┌────────
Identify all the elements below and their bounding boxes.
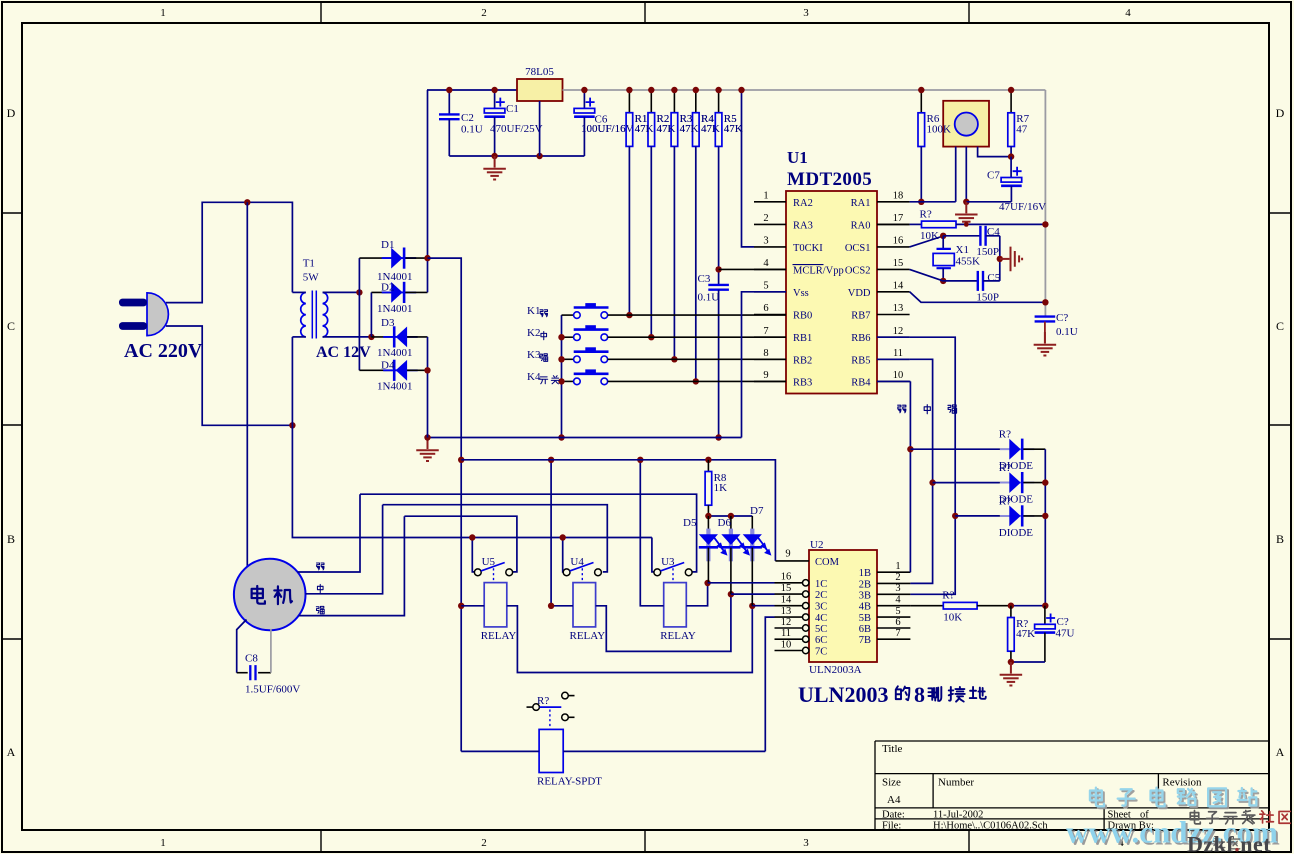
motor 电机 xyxy=(234,559,306,631)
resonator X1 455K xyxy=(937,249,951,268)
capacitor C1 xyxy=(484,98,505,117)
svg-text:47K: 47K xyxy=(657,123,676,135)
wire X1 bottom xyxy=(942,268,944,281)
wire RB5 to 2B xyxy=(910,359,933,583)
wire OCS2 diagonal xyxy=(910,269,944,281)
junction xyxy=(693,87,699,93)
svg-text:VDD: VDD xyxy=(848,288,871,299)
svg-text:K2: K2 xyxy=(527,327,540,339)
wire 78L05 gnd pin xyxy=(539,101,541,156)
svg-text:B: B xyxy=(1276,532,1284,546)
svg-text:6B: 6B xyxy=(859,624,871,635)
svg-text:470UF/25V: 470UF/25V xyxy=(490,123,543,135)
wire D4 cathode xyxy=(359,369,392,371)
wire supply ground rail xyxy=(449,155,584,157)
switch K4 pushbutton xyxy=(562,369,609,384)
capacitor C2 xyxy=(439,114,460,119)
junction xyxy=(424,434,430,440)
capacitor C? 0.1U xyxy=(1035,317,1056,322)
regulator 78L05 xyxy=(517,79,563,101)
U2 pin 7 7B xyxy=(877,638,910,640)
wire D2 anode xyxy=(371,291,391,293)
svg-text:8: 8 xyxy=(763,348,768,359)
svg-text:C?: C? xyxy=(1057,616,1069,628)
switch K1 pushbutton xyxy=(562,303,609,318)
svg-text:Date:: Date: xyxy=(882,810,905,821)
junction xyxy=(558,334,564,340)
ground sensor xyxy=(955,202,978,226)
wire motor low speed xyxy=(298,494,361,572)
junction 3C xyxy=(749,603,755,609)
relay SPDT contact xyxy=(527,692,575,729)
svg-text:14: 14 xyxy=(893,280,904,291)
wire D3 anode xyxy=(407,336,427,338)
junction R2 K2 xyxy=(648,334,654,340)
svg-text:10: 10 xyxy=(893,370,904,381)
junction xyxy=(469,534,475,540)
svg-text:47K: 47K xyxy=(680,123,699,135)
svg-text:47K: 47K xyxy=(1016,628,1035,640)
svg-text:1K: 1K xyxy=(714,482,728,494)
svg-text:5: 5 xyxy=(763,280,768,291)
wire AC live xyxy=(166,202,292,302)
svg-text:5B: 5B xyxy=(859,613,871,624)
wire R3 to K3 row xyxy=(673,146,675,359)
wire AC neutral to contacts xyxy=(292,425,652,537)
relay U4 coil xyxy=(573,583,596,627)
diode D4 1N4001 xyxy=(383,360,418,381)
svg-text:Dzkf.net: Dzkf.net xyxy=(1187,832,1271,854)
svg-text:Title: Title xyxy=(882,743,903,755)
svg-text:RB6: RB6 xyxy=(851,333,870,344)
wire K switches common xyxy=(561,315,563,437)
svg-text:RELAY-SPDT: RELAY-SPDT xyxy=(537,776,602,788)
wire SPDT coil right xyxy=(563,750,765,752)
wire primary bottom down xyxy=(291,337,293,425)
wire bridge vertical A xyxy=(358,258,360,370)
junction xyxy=(581,87,587,93)
svg-text:3: 3 xyxy=(803,7,809,19)
svg-text:C5: C5 xyxy=(987,272,1000,284)
svg-text:ULN2003A: ULN2003A xyxy=(809,664,862,676)
svg-text:6: 6 xyxy=(895,617,900,628)
diode D3 1N4001 xyxy=(383,326,418,347)
wire +5V gray rail xyxy=(563,89,1046,91)
svg-text:47K: 47K xyxy=(724,123,743,135)
driver U2 ULN2003A body xyxy=(809,550,877,662)
wire C7 bottom xyxy=(1010,186,1012,202)
svg-text:11-Jul-2002: 11-Jul-2002 xyxy=(933,810,983,821)
svg-text:R?: R? xyxy=(942,590,954,602)
wire K2 to U1 pin 7 xyxy=(608,336,786,338)
wire U5 coil left xyxy=(461,605,484,607)
wire RB6 to 3B xyxy=(910,337,956,594)
wire VDD xyxy=(910,292,1046,303)
svg-text:C: C xyxy=(1276,319,1284,333)
U1 pin 5 Vss xyxy=(754,291,786,293)
ground oscillator xyxy=(1000,247,1022,272)
svg-text:RB4: RB4 xyxy=(851,377,871,388)
wire X1 top xyxy=(942,236,944,249)
junction secondary top xyxy=(356,289,362,295)
wire secondary bottom xyxy=(323,336,372,338)
svg-text:File:: File: xyxy=(882,821,901,832)
wire D7 cathode xyxy=(751,548,753,606)
junction xyxy=(705,513,711,519)
wire D1 anode xyxy=(359,257,391,259)
svg-text:0.1U: 0.1U xyxy=(1056,326,1078,338)
watermark dzkf xyxy=(1214,839,1240,849)
resistor R2 47K xyxy=(648,113,655,147)
wire 1C xyxy=(708,582,775,584)
resistor R8 1K xyxy=(705,472,712,506)
svg-text:OCS2: OCS2 xyxy=(845,265,871,276)
wire 3C xyxy=(752,605,774,607)
wire motor mid speed xyxy=(306,505,383,594)
title block xyxy=(875,741,1268,829)
wire 12V rail to COM xyxy=(461,460,775,561)
ground U2 bias xyxy=(1000,662,1023,686)
svg-text:47K: 47K xyxy=(635,123,654,135)
junction xyxy=(1008,87,1014,93)
svg-text:5W: 5W xyxy=(303,272,320,284)
svg-text:R?: R? xyxy=(999,462,1011,474)
connector AC plug xyxy=(119,293,168,336)
wire ground rail xyxy=(428,437,742,439)
wire R7 bottom xyxy=(1010,147,1012,157)
wire R4 top xyxy=(695,90,697,113)
wire 4B to R xyxy=(910,605,943,607)
wire osc caps common xyxy=(999,236,1001,281)
svg-text:15: 15 xyxy=(893,258,904,269)
svg-text:5: 5 xyxy=(895,606,900,617)
ground VDD cap xyxy=(1034,332,1057,356)
svg-text:47: 47 xyxy=(1016,123,1028,135)
resistor R? 10K base xyxy=(943,602,977,609)
svg-text:K4: K4 xyxy=(527,371,541,383)
capacitor C? 47U xyxy=(1035,614,1056,633)
U2 pin 11 6C xyxy=(775,638,803,640)
U1 pin 13 RB7 xyxy=(877,314,910,316)
svg-text:D7: D7 xyxy=(750,505,764,517)
svg-text:C3: C3 xyxy=(698,273,711,285)
svg-text:10: 10 xyxy=(781,639,792,650)
svg-text:1: 1 xyxy=(160,7,166,19)
svg-text:B: B xyxy=(7,532,15,546)
capacitor C5 150P xyxy=(978,271,983,291)
svg-text:OCS1: OCS1 xyxy=(845,243,871,254)
svg-text:D2: D2 xyxy=(381,282,394,294)
svg-text:ULN2003: ULN2003 xyxy=(798,682,888,707)
wire Vss to ground rail xyxy=(742,292,787,438)
svg-text:7C: 7C xyxy=(815,647,827,658)
svg-text:RB3: RB3 xyxy=(793,377,812,388)
junction xyxy=(560,534,566,540)
wire motor bottom gray xyxy=(270,629,272,673)
svg-text:U2: U2 xyxy=(810,539,823,551)
wire RA0 stub xyxy=(877,223,910,225)
svg-text:3: 3 xyxy=(803,837,809,849)
wire cap to ground xyxy=(1044,322,1046,344)
wire sensor out xyxy=(955,147,957,202)
junction xyxy=(715,434,721,440)
junction X1 bottom xyxy=(940,278,946,284)
svg-text:6C: 6C xyxy=(815,635,827,646)
svg-text:DIODE: DIODE xyxy=(999,527,1033,539)
wire RB5 stub xyxy=(877,358,910,360)
junction xyxy=(671,87,677,93)
svg-text:1N4001: 1N4001 xyxy=(377,303,412,315)
relay U5 contact xyxy=(474,563,512,583)
junction secondary bottom xyxy=(368,334,374,340)
junction R3 K3 xyxy=(671,356,677,362)
LED D6 xyxy=(721,529,748,562)
junction xyxy=(918,87,924,93)
switch K3 pushbutton xyxy=(562,347,609,362)
U1 pin 15 OCS2 xyxy=(877,268,910,270)
capacitor C7 47UF xyxy=(1001,167,1022,186)
wire 47U bottom xyxy=(1044,633,1046,662)
wire K4 to U1 pin 9 xyxy=(608,380,786,382)
U1 pin 12 RB6 xyxy=(877,336,910,338)
svg-text:1C: 1C xyxy=(815,579,827,590)
svg-text:RB5: RB5 xyxy=(851,355,870,366)
svg-text:RELAY: RELAY xyxy=(481,630,517,642)
wire T0CKI net xyxy=(742,90,755,247)
svg-text:RB7: RB7 xyxy=(851,311,870,322)
svg-text:2: 2 xyxy=(481,837,487,849)
junction xyxy=(637,457,643,463)
U2 pin 9 COM xyxy=(775,560,809,562)
svg-text:U5: U5 xyxy=(482,556,496,568)
wire high speed to U5 contact xyxy=(404,516,517,572)
junction xyxy=(446,87,452,93)
wire RB4 to 1B xyxy=(909,381,911,572)
wire R8 top xyxy=(707,460,709,472)
junction xyxy=(952,513,958,519)
wire 47K top xyxy=(1010,606,1012,618)
svg-text:1: 1 xyxy=(763,190,768,201)
svg-text:D5: D5 xyxy=(683,517,697,529)
svg-text:2C: 2C xyxy=(815,590,827,601)
wire AC live to motor xyxy=(246,202,248,566)
svg-text:1N4001: 1N4001 xyxy=(377,347,412,359)
svg-text:RB0: RB0 xyxy=(793,311,812,322)
U1 pin 14 VDD xyxy=(877,291,910,293)
U1 pin 18 RA1 xyxy=(877,201,910,203)
wire R5 to C3 xyxy=(718,146,720,285)
wire D6 cathode xyxy=(730,548,732,595)
svg-text:3: 3 xyxy=(895,583,900,594)
resistor R7 47 xyxy=(1008,113,1015,147)
capacitor C4 150P xyxy=(980,226,985,246)
wire diode row 3 xyxy=(955,515,999,517)
junction xyxy=(491,87,497,93)
wire 47U top xyxy=(1044,606,1046,625)
junction xyxy=(1008,153,1014,159)
wire R1 top xyxy=(628,90,630,113)
relay U3 coil xyxy=(664,583,687,627)
svg-text:R?: R? xyxy=(999,429,1011,441)
U2 pin 2 2B xyxy=(877,582,910,584)
svg-text:COM: COM xyxy=(815,557,840,568)
wire K1 to U1 pin 6 xyxy=(608,314,786,316)
junction xyxy=(1042,513,1048,519)
junction xyxy=(424,255,430,261)
svg-text:U1: U1 xyxy=(787,148,808,167)
svg-text:1: 1 xyxy=(160,837,166,849)
svg-text:MCLR/Vpp: MCLR/Vpp xyxy=(793,265,844,276)
wire sensor gnd xyxy=(965,147,967,202)
U1 pin 17 RA0 xyxy=(877,223,910,225)
wire D7 anode xyxy=(751,516,753,534)
svg-text:7B: 7B xyxy=(859,635,871,646)
svg-text:D6: D6 xyxy=(718,517,732,529)
U1 pin 1 RA2 xyxy=(754,201,786,203)
svg-text:R?: R? xyxy=(920,209,932,221)
junction xyxy=(458,457,464,463)
junction xyxy=(1042,299,1048,305)
svg-text:8: 8 xyxy=(914,682,925,707)
svg-text:12: 12 xyxy=(781,617,792,628)
wire D1 cathode xyxy=(405,257,427,259)
svg-text:100K: 100K xyxy=(927,123,952,135)
U2 pin 16 1C xyxy=(775,582,803,584)
svg-text:1: 1 xyxy=(895,561,900,572)
wire U4 coil left 12V xyxy=(551,460,573,606)
wire to C5 xyxy=(943,280,978,282)
resistor R6 100K xyxy=(918,113,925,147)
junction xyxy=(1008,603,1014,609)
svg-text:9: 9 xyxy=(763,370,768,381)
wire to C4 xyxy=(943,235,980,237)
resistor R1 47K xyxy=(626,113,633,147)
junction xyxy=(244,199,250,205)
junction xyxy=(548,457,554,463)
svg-text:11: 11 xyxy=(781,628,791,639)
svg-text:U4: U4 xyxy=(570,556,584,568)
U2 pin 4 4B xyxy=(877,605,910,607)
junction xyxy=(558,378,564,384)
diode R? flyback 3 xyxy=(1000,505,1035,526)
U2 pin 12 5C xyxy=(775,627,803,629)
wire U3 coil left 12V xyxy=(640,460,663,606)
svg-text:Size: Size xyxy=(882,777,901,789)
wire RB6 stub xyxy=(877,336,910,338)
svg-text:47U: 47U xyxy=(1056,628,1075,640)
wire sensor gnd to C7 xyxy=(966,201,1011,203)
svg-text:150P: 150P xyxy=(976,246,999,258)
LED D5 xyxy=(699,529,726,562)
U2 pin 13 4C xyxy=(775,616,803,618)
svg-text:C?: C? xyxy=(1056,312,1068,324)
wire secondary top xyxy=(323,291,360,293)
U1 pin 7 RB1 xyxy=(754,336,786,338)
junction 2C xyxy=(728,591,734,597)
svg-text:AC 12V: AC 12V xyxy=(316,344,371,361)
resistor R3 47K xyxy=(671,113,678,147)
wire D3 cathode xyxy=(371,336,392,338)
svg-text:11: 11 xyxy=(893,348,903,359)
junction xyxy=(558,356,564,362)
U2 pin 10 7C xyxy=(775,650,803,652)
junction X1 top xyxy=(940,233,946,239)
U1 pin 8 RB2 xyxy=(754,358,786,360)
U2 pin 14 3C xyxy=(775,605,803,607)
capacitor C6 xyxy=(574,98,595,117)
U2 pin 15 2C xyxy=(775,593,803,595)
resistor R4 47K xyxy=(693,113,700,147)
svg-text:K1: K1 xyxy=(527,305,540,317)
wire bridge vertical B xyxy=(370,292,372,337)
svg-text:12: 12 xyxy=(893,326,904,337)
svg-text:MDT2005: MDT2005 xyxy=(787,169,872,190)
svg-text:RELAY: RELAY xyxy=(660,630,696,642)
wire neutral drop U5 xyxy=(472,538,474,572)
wire neutral drop U4 xyxy=(562,538,565,572)
svg-text:47UF/16V: 47UF/16V xyxy=(999,201,1046,213)
svg-text:4B: 4B xyxy=(859,602,871,613)
svg-text:3B: 3B xyxy=(859,590,871,601)
svg-text:0.1U: 0.1U xyxy=(698,292,720,304)
svg-text:Vss: Vss xyxy=(793,288,809,299)
diode R? flyback 2 xyxy=(1000,472,1035,493)
svg-text:A4: A4 xyxy=(887,794,901,806)
wire 4C to SPDT xyxy=(765,617,774,751)
junction xyxy=(1042,221,1048,227)
U1 pin 11 RB5 xyxy=(877,358,910,360)
svg-text:4: 4 xyxy=(763,258,769,269)
svg-text:RELAY: RELAY xyxy=(570,630,606,642)
label speed nets xyxy=(898,405,906,413)
svg-text:3: 3 xyxy=(763,236,768,247)
junction small xyxy=(964,222,969,227)
resistor R? 10K RA0 xyxy=(922,221,957,228)
svg-text:C1: C1 xyxy=(506,103,519,115)
LED D7 xyxy=(743,529,770,562)
wire R8 bottom xyxy=(707,505,709,516)
svg-text:2B: 2B xyxy=(859,579,871,590)
svg-text:U3: U3 xyxy=(661,556,675,568)
svg-text:D1: D1 xyxy=(381,239,394,251)
svg-text:H:\Home\..\C0106A02.Sch: H:\Home\..\C0106A02.Sch xyxy=(933,821,1048,832)
wire D5 cathode xyxy=(707,548,709,583)
svg-text:A: A xyxy=(1276,745,1285,759)
svg-text:D3: D3 xyxy=(381,317,395,329)
svg-text:D4: D4 xyxy=(381,360,395,372)
switch K2 pushbutton xyxy=(562,325,609,340)
U2 pin 3 3B xyxy=(877,593,910,595)
label speed taps xyxy=(317,563,325,570)
U1 pin 2 RA3 xyxy=(754,223,786,225)
wire RA0 to VDD net xyxy=(956,223,1045,225)
svg-text:Number: Number xyxy=(938,777,974,789)
wire RA1 to sensor xyxy=(910,201,956,203)
svg-text:AC 220V: AC 220V xyxy=(124,340,203,362)
wire +5V gray vertical xyxy=(1044,90,1046,317)
svg-text:18: 18 xyxy=(893,190,904,201)
resistor R5 47K xyxy=(715,113,722,147)
wire MCLR to pin4 xyxy=(719,268,786,270)
U1 pin 3 T0CKI xyxy=(754,246,786,248)
svg-text:7: 7 xyxy=(763,326,768,337)
wire diode row 2 xyxy=(933,482,1000,484)
svg-text:C: C xyxy=(7,319,15,333)
svg-text:K3: K3 xyxy=(527,349,541,361)
wire 2C xyxy=(731,593,775,595)
wire U5 coil to 3C xyxy=(507,606,753,673)
wire OCS1 diagonal xyxy=(910,236,944,247)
└────────
» **PROBLEM**: Echo the stretch of entries from the line that contains "motor 电机 xyxy=(234,559,306,631)" through the line that contains "junction xyxy=(693,87,699,93)", both ends included.

» **COMPLETE RESPONSE**:
motor 电机 xyxy=(234,559,306,631)
resonator X1 455K xyxy=(937,249,951,268)
capacitor C1 xyxy=(484,98,505,117)
svg-text:47K: 47K xyxy=(657,123,676,135)
wire X1 bottom xyxy=(942,268,944,281)
wire RB5 to 2B xyxy=(910,359,933,583)
wire OCS2 diagonal xyxy=(910,269,944,281)
junction xyxy=(693,87,699,93)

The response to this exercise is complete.